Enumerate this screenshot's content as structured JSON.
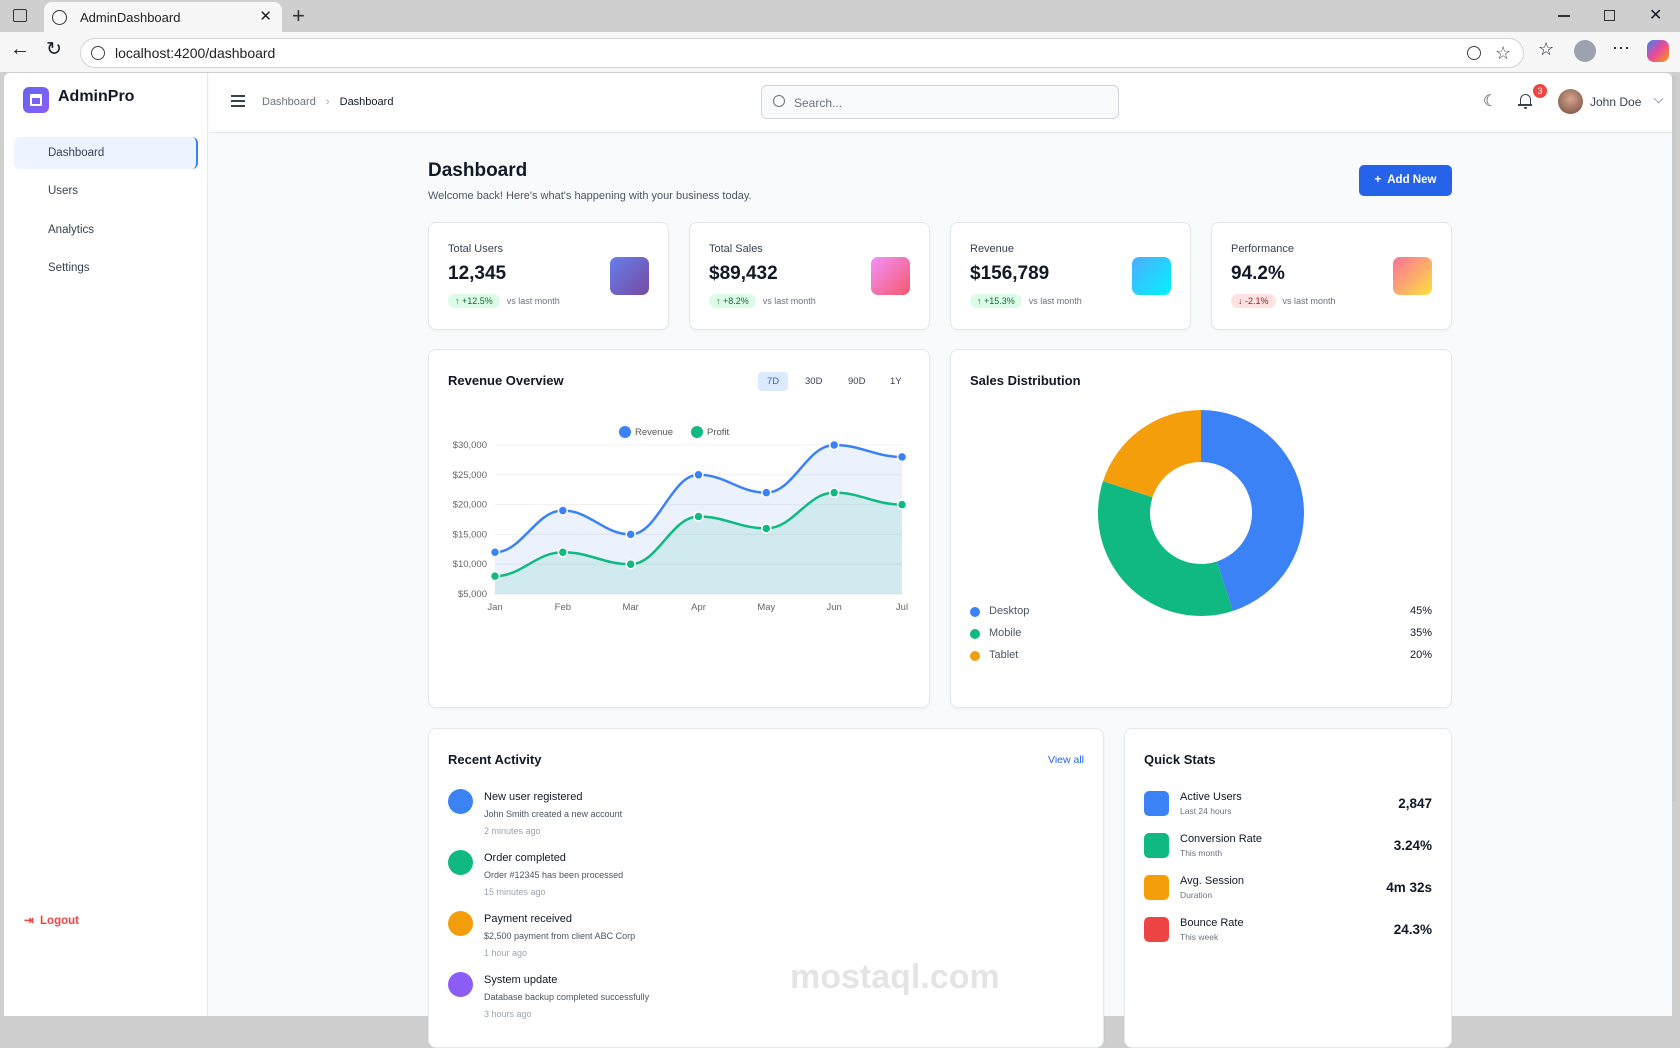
{
  "browser": {
    "tab_title": "AdminDashboard",
    "url": "localhost:4200/dashboard"
  },
  "sidebar": {
    "brand": "AdminPro",
    "items": [
      {
        "label": "Dashboard",
        "active": true
      },
      {
        "label": "Users"
      },
      {
        "label": "Analytics"
      },
      {
        "label": "Settings"
      }
    ],
    "logout": "Logout"
  },
  "header": {
    "breadcrumb": [
      "Dashboard",
      "Dashboard"
    ],
    "search_placeholder": "Search...",
    "notifications": "3",
    "user": "John Doe"
  },
  "page": {
    "title": "Dashboard",
    "subtitle": "Welcome back! Here's what's happening with your business today.",
    "add_button": "Add New"
  },
  "stats": [
    {
      "label": "Total Users",
      "value": "12,345",
      "change": "+12.5%",
      "trend": "up",
      "note": "vs last month",
      "colors": [
        "#667eea",
        "#764ba2"
      ]
    },
    {
      "label": "Total Sales",
      "value": "$89,432",
      "change": "+8.2%",
      "trend": "up",
      "note": "vs last month",
      "colors": [
        "#f093fb",
        "#f5576c"
      ]
    },
    {
      "label": "Revenue",
      "value": "$156,789",
      "change": "+15.3%",
      "trend": "up",
      "note": "vs last month",
      "colors": [
        "#4facfe",
        "#00f2fe"
      ]
    },
    {
      "label": "Performance",
      "value": "94.2%",
      "change": "-2.1%",
      "trend": "down",
      "note": "vs last month",
      "colors": [
        "#fa709a",
        "#fee140"
      ]
    }
  ],
  "revenue_card": {
    "title": "Revenue Overview",
    "ranges": [
      "7D",
      "30D",
      "90D",
      "1Y"
    ],
    "selected_range": "7D"
  },
  "sales_card": {
    "title": "Sales Distribution"
  },
  "chart_data": [
    {
      "type": "line",
      "area": true,
      "categories": [
        "Jan",
        "Feb",
        "Mar",
        "Apr",
        "May",
        "Jun",
        "Jul"
      ],
      "series": [
        {
          "name": "Revenue",
          "values": [
            12000,
            19000,
            15000,
            25000,
            22000,
            30000,
            28000
          ],
          "color": "#3b82f6"
        },
        {
          "name": "Profit",
          "values": [
            8000,
            12000,
            10000,
            18000,
            16000,
            22000,
            20000
          ],
          "color": "#10b981"
        }
      ],
      "ylim": [
        5000,
        30000
      ],
      "yticks": [
        "$5,000",
        "$10,000",
        "$15,000",
        "$20,000",
        "$25,000",
        "$30,000"
      ],
      "legend": "top",
      "grid": true
    },
    {
      "type": "pie",
      "donut": true,
      "labels": [
        "Desktop",
        "Mobile",
        "Tablet"
      ],
      "values": [
        45,
        35,
        20
      ],
      "display": [
        "45%",
        "35%",
        "20%"
      ],
      "colors": [
        "#3b82f6",
        "#10b981",
        "#f59e0b"
      ],
      "legend": "bottom"
    }
  ],
  "activity": {
    "title": "Recent Activity",
    "view_all": "View all",
    "items": [
      {
        "title": "New user registered",
        "desc": "John Smith created a new account",
        "time": "2 minutes ago",
        "color": "#3b82f6"
      },
      {
        "title": "Order completed",
        "desc": "Order #12345 has been processed",
        "time": "15 minutes ago",
        "color": "#10b981"
      },
      {
        "title": "Payment received",
        "desc": "$2,500 payment from client ABC Corp",
        "time": "1 hour ago",
        "color": "#f59e0b"
      },
      {
        "title": "System update",
        "desc": "Database backup completed successfully",
        "time": "3 hours ago",
        "color": "#8b5cf6"
      }
    ]
  },
  "quick_stats": {
    "title": "Quick Stats",
    "items": [
      {
        "title": "Active Users",
        "sub": "Last 24 hours",
        "value": "2,847",
        "color": "#3b82f6"
      },
      {
        "title": "Conversion Rate",
        "sub": "This month",
        "value": "3.24%",
        "color": "#10b981"
      },
      {
        "title": "Avg. Session",
        "sub": "Duration",
        "value": "4m 32s",
        "color": "#f59e0b"
      },
      {
        "title": "Bounce Rate",
        "sub": "This week",
        "value": "24.3%",
        "color": "#ef4444"
      }
    ]
  },
  "watermark": "mostaql.com"
}
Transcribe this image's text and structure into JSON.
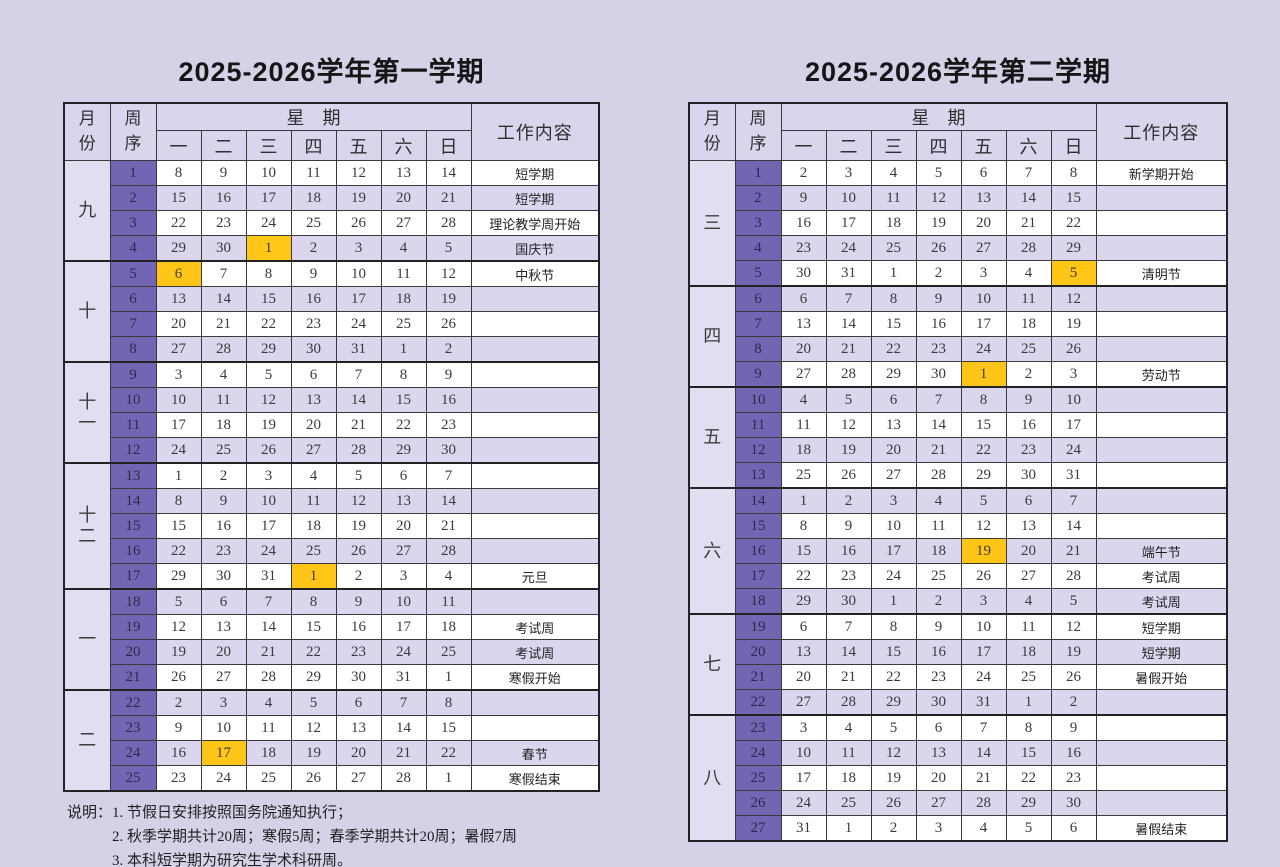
{
  "semester1": {
    "title": "2025-2026学年第一学期",
    "header": {
      "month": "月份",
      "week": "周序",
      "weekday_group": "星　期",
      "days": [
        "一",
        "二",
        "三",
        "四",
        "五",
        "六",
        "日"
      ],
      "work": "工作内容"
    },
    "months": [
      {
        "label": "九",
        "span": 4
      },
      {
        "label": "十",
        "span": 4
      },
      {
        "label": "十一",
        "span": 4
      },
      {
        "label": "十二",
        "span": 5
      },
      {
        "label": "一",
        "span": 4
      },
      {
        "label": "二",
        "span": 4
      }
    ],
    "rows": [
      {
        "week": "1",
        "days": [
          "8",
          "9",
          "10",
          "11",
          "12",
          "13",
          "14"
        ],
        "work": "短学期",
        "highlight": null
      },
      {
        "week": "2",
        "days": [
          "15",
          "16",
          "17",
          "18",
          "19",
          "20",
          "21"
        ],
        "work": "短学期",
        "highlight": null
      },
      {
        "week": "3",
        "days": [
          "22",
          "23",
          "24",
          "25",
          "26",
          "27",
          "28"
        ],
        "work": "理论教学周开始",
        "highlight": null
      },
      {
        "week": "4",
        "days": [
          "29",
          "30",
          "1",
          "2",
          "3",
          "4",
          "5"
        ],
        "work": "国庆节",
        "highlight": 2
      },
      {
        "week": "5",
        "days": [
          "6",
          "7",
          "8",
          "9",
          "10",
          "11",
          "12"
        ],
        "work": "中秋节",
        "highlight": 0
      },
      {
        "week": "6",
        "days": [
          "13",
          "14",
          "15",
          "16",
          "17",
          "18",
          "19"
        ],
        "work": "",
        "highlight": null
      },
      {
        "week": "7",
        "days": [
          "20",
          "21",
          "22",
          "23",
          "24",
          "25",
          "26"
        ],
        "work": "",
        "highlight": null
      },
      {
        "week": "8",
        "days": [
          "27",
          "28",
          "29",
          "30",
          "31",
          "1",
          "2"
        ],
        "work": "",
        "highlight": null
      },
      {
        "week": "9",
        "days": [
          "3",
          "4",
          "5",
          "6",
          "7",
          "8",
          "9"
        ],
        "work": "",
        "highlight": null
      },
      {
        "week": "10",
        "days": [
          "10",
          "11",
          "12",
          "13",
          "14",
          "15",
          "16"
        ],
        "work": "",
        "highlight": null
      },
      {
        "week": "11",
        "days": [
          "17",
          "18",
          "19",
          "20",
          "21",
          "22",
          "23"
        ],
        "work": "",
        "highlight": null
      },
      {
        "week": "12",
        "days": [
          "24",
          "25",
          "26",
          "27",
          "28",
          "29",
          "30"
        ],
        "work": "",
        "highlight": null
      },
      {
        "week": "13",
        "days": [
          "1",
          "2",
          "3",
          "4",
          "5",
          "6",
          "7"
        ],
        "work": "",
        "highlight": null
      },
      {
        "week": "14",
        "days": [
          "8",
          "9",
          "10",
          "11",
          "12",
          "13",
          "14"
        ],
        "work": "",
        "highlight": null
      },
      {
        "week": "15",
        "days": [
          "15",
          "16",
          "17",
          "18",
          "19",
          "20",
          "21"
        ],
        "work": "",
        "highlight": null
      },
      {
        "week": "16",
        "days": [
          "22",
          "23",
          "24",
          "25",
          "26",
          "27",
          "28"
        ],
        "work": "",
        "highlight": null
      },
      {
        "week": "17",
        "days": [
          "29",
          "30",
          "31",
          "1",
          "2",
          "3",
          "4"
        ],
        "work": "元旦",
        "highlight": 3
      },
      {
        "week": "18",
        "days": [
          "5",
          "6",
          "7",
          "8",
          "9",
          "10",
          "11"
        ],
        "work": "",
        "highlight": null
      },
      {
        "week": "19",
        "days": [
          "12",
          "13",
          "14",
          "15",
          "16",
          "17",
          "18"
        ],
        "work": "考试周",
        "highlight": null
      },
      {
        "week": "20",
        "days": [
          "19",
          "20",
          "21",
          "22",
          "23",
          "24",
          "25"
        ],
        "work": "考试周",
        "highlight": null
      },
      {
        "week": "21",
        "days": [
          "26",
          "27",
          "28",
          "29",
          "30",
          "31",
          "1"
        ],
        "work": "寒假开始",
        "highlight": null
      },
      {
        "week": "22",
        "days": [
          "2",
          "3",
          "4",
          "5",
          "6",
          "7",
          "8"
        ],
        "work": "",
        "highlight": null
      },
      {
        "week": "23",
        "days": [
          "9",
          "10",
          "11",
          "12",
          "13",
          "14",
          "15"
        ],
        "work": "",
        "highlight": null
      },
      {
        "week": "24",
        "days": [
          "16",
          "17",
          "18",
          "19",
          "20",
          "21",
          "22"
        ],
        "work": "春节",
        "highlight": 1
      },
      {
        "week": "25",
        "days": [
          "23",
          "24",
          "25",
          "26",
          "27",
          "28",
          "1"
        ],
        "work": "寒假结束",
        "highlight": null
      }
    ]
  },
  "semester2": {
    "title": "2025-2026学年第二学期",
    "header": {
      "month": "月份",
      "week": "周序",
      "weekday_group": "星　期",
      "days": [
        "一",
        "二",
        "三",
        "四",
        "五",
        "六",
        "日"
      ],
      "work": "工作内容"
    },
    "months": [
      {
        "label": "三",
        "span": 5
      },
      {
        "label": "四",
        "span": 4
      },
      {
        "label": "五",
        "span": 4
      },
      {
        "label": "六",
        "span": 5
      },
      {
        "label": "七",
        "span": 4
      },
      {
        "label": "八",
        "span": 5
      }
    ],
    "rows": [
      {
        "week": "1",
        "days": [
          "2",
          "3",
          "4",
          "5",
          "6",
          "7",
          "8"
        ],
        "work": "新学期开始",
        "highlight": null
      },
      {
        "week": "2",
        "days": [
          "9",
          "10",
          "11",
          "12",
          "13",
          "14",
          "15"
        ],
        "work": "",
        "highlight": null
      },
      {
        "week": "3",
        "days": [
          "16",
          "17",
          "18",
          "19",
          "20",
          "21",
          "22"
        ],
        "work": "",
        "highlight": null
      },
      {
        "week": "4",
        "days": [
          "23",
          "24",
          "25",
          "26",
          "27",
          "28",
          "29"
        ],
        "work": "",
        "highlight": null
      },
      {
        "week": "5",
        "days": [
          "30",
          "31",
          "1",
          "2",
          "3",
          "4",
          "5"
        ],
        "work": "清明节",
        "highlight": 6
      },
      {
        "week": "6",
        "days": [
          "6",
          "7",
          "8",
          "9",
          "10",
          "11",
          "12"
        ],
        "work": "",
        "highlight": null
      },
      {
        "week": "7",
        "days": [
          "13",
          "14",
          "15",
          "16",
          "17",
          "18",
          "19"
        ],
        "work": "",
        "highlight": null
      },
      {
        "week": "8",
        "days": [
          "20",
          "21",
          "22",
          "23",
          "24",
          "25",
          "26"
        ],
        "work": "",
        "highlight": null
      },
      {
        "week": "9",
        "days": [
          "27",
          "28",
          "29",
          "30",
          "1",
          "2",
          "3"
        ],
        "work": "劳动节",
        "highlight": 4
      },
      {
        "week": "10",
        "days": [
          "4",
          "5",
          "6",
          "7",
          "8",
          "9",
          "10"
        ],
        "work": "",
        "highlight": null
      },
      {
        "week": "11",
        "days": [
          "11",
          "12",
          "13",
          "14",
          "15",
          "16",
          "17"
        ],
        "work": "",
        "highlight": null
      },
      {
        "week": "12",
        "days": [
          "18",
          "19",
          "20",
          "21",
          "22",
          "23",
          "24"
        ],
        "work": "",
        "highlight": null
      },
      {
        "week": "13",
        "days": [
          "25",
          "26",
          "27",
          "28",
          "29",
          "30",
          "31"
        ],
        "work": "",
        "highlight": null
      },
      {
        "week": "14",
        "days": [
          "1",
          "2",
          "3",
          "4",
          "5",
          "6",
          "7"
        ],
        "work": "",
        "highlight": null
      },
      {
        "week": "15",
        "days": [
          "8",
          "9",
          "10",
          "11",
          "12",
          "13",
          "14"
        ],
        "work": "",
        "highlight": null
      },
      {
        "week": "16",
        "days": [
          "15",
          "16",
          "17",
          "18",
          "19",
          "20",
          "21"
        ],
        "work": "端午节",
        "highlight": 4
      },
      {
        "week": "17",
        "days": [
          "22",
          "23",
          "24",
          "25",
          "26",
          "27",
          "28"
        ],
        "work": "考试周",
        "highlight": null
      },
      {
        "week": "18",
        "days": [
          "29",
          "30",
          "1",
          "2",
          "3",
          "4",
          "5"
        ],
        "work": "考试周",
        "highlight": null
      },
      {
        "week": "19",
        "days": [
          "6",
          "7",
          "8",
          "9",
          "10",
          "11",
          "12"
        ],
        "work": "短学期",
        "highlight": null
      },
      {
        "week": "20",
        "days": [
          "13",
          "14",
          "15",
          "16",
          "17",
          "18",
          "19"
        ],
        "work": "短学期",
        "highlight": null
      },
      {
        "week": "21",
        "days": [
          "20",
          "21",
          "22",
          "23",
          "24",
          "25",
          "26"
        ],
        "work": "暑假开始",
        "highlight": null
      },
      {
        "week": "22",
        "days": [
          "27",
          "28",
          "29",
          "30",
          "31",
          "1",
          "2"
        ],
        "work": "",
        "highlight": null
      },
      {
        "week": "23",
        "days": [
          "3",
          "4",
          "5",
          "6",
          "7",
          "8",
          "9"
        ],
        "work": "",
        "highlight": null
      },
      {
        "week": "24",
        "days": [
          "10",
          "11",
          "12",
          "13",
          "14",
          "15",
          "16"
        ],
        "work": "",
        "highlight": null
      },
      {
        "week": "25",
        "days": [
          "17",
          "18",
          "19",
          "20",
          "21",
          "22",
          "23"
        ],
        "work": "",
        "highlight": null
      },
      {
        "week": "26",
        "days": [
          "24",
          "25",
          "26",
          "27",
          "28",
          "29",
          "30"
        ],
        "work": "",
        "highlight": null
      },
      {
        "week": "27",
        "days": [
          "31",
          "1",
          "2",
          "3",
          "4",
          "5",
          "6"
        ],
        "work": "暑假结束",
        "highlight": null
      }
    ]
  },
  "notes": {
    "label": "说明：",
    "items": [
      "1. 节假日安排按照国务院通知执行；",
      "2. 秋季学期共计20周；寒假5周；春季学期共计20周；暑假7周",
      "3. 本科短学期为研究生学术科研周。"
    ]
  },
  "colors": {
    "page_background": "#d7d1e7",
    "week_column": "#7266b4",
    "alt_row": "#dbd5ee",
    "month_column": "#e2def1",
    "holiday_highlight": "#ffc517",
    "header_background": "#dad4ec",
    "border": "#222222"
  }
}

- **Exercise prompt**:
Which lines hold the word "time"? Return all of them from the records above.

- **Result of this exercise**:
        "time": "2 minutes ago",
        "time": "15 minutes ago",
        "time": "1 hour ago",
        "time": "3 hours ago",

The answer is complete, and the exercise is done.